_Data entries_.

--------------------

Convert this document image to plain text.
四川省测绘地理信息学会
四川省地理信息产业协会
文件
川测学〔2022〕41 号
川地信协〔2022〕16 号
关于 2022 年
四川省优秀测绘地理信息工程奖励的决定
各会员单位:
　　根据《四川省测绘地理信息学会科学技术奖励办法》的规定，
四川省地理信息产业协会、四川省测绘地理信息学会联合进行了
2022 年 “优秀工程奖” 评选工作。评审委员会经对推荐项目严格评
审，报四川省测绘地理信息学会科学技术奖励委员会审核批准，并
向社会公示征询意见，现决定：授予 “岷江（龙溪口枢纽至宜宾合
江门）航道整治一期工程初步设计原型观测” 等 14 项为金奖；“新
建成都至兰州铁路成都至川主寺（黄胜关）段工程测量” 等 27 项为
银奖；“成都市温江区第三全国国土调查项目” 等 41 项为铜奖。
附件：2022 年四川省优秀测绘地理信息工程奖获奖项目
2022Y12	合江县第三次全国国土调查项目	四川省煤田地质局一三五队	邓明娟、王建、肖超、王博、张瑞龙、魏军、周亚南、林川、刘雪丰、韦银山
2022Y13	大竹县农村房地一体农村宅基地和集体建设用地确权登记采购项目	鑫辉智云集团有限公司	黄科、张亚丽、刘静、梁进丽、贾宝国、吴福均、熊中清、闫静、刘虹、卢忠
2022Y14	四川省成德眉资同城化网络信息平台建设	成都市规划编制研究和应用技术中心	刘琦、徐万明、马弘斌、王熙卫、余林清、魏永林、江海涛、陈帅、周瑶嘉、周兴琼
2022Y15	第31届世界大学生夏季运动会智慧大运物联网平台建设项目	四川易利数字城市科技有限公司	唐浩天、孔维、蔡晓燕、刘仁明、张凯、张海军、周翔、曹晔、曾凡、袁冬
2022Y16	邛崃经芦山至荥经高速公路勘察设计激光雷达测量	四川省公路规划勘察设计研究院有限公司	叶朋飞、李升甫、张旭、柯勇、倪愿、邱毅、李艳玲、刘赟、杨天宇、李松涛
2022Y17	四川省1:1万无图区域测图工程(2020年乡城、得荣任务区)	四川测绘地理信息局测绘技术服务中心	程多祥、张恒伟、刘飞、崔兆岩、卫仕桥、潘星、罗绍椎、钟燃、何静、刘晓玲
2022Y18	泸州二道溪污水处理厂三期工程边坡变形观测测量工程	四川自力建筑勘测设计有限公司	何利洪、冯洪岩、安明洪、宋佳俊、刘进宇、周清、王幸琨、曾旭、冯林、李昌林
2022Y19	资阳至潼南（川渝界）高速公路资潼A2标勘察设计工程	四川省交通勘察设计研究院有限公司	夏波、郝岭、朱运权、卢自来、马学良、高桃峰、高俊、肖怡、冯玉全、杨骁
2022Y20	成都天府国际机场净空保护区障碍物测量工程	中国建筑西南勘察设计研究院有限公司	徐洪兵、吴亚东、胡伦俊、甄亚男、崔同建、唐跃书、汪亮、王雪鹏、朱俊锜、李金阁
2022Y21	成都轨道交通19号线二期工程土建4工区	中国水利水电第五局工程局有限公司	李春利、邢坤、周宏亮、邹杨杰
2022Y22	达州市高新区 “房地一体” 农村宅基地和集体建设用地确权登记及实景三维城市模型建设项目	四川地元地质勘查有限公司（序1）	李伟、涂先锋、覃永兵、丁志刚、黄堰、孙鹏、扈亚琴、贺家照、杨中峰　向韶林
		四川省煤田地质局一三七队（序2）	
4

--------------------

Locate the word "四川省地理信息产业协会" in the data above. Copy every line carrying it.

_COMPLETE RESPONSE_.
四川省地理信息产业协会
四川省地理信息产业协会、四川省测绘地理信息学会联合进行了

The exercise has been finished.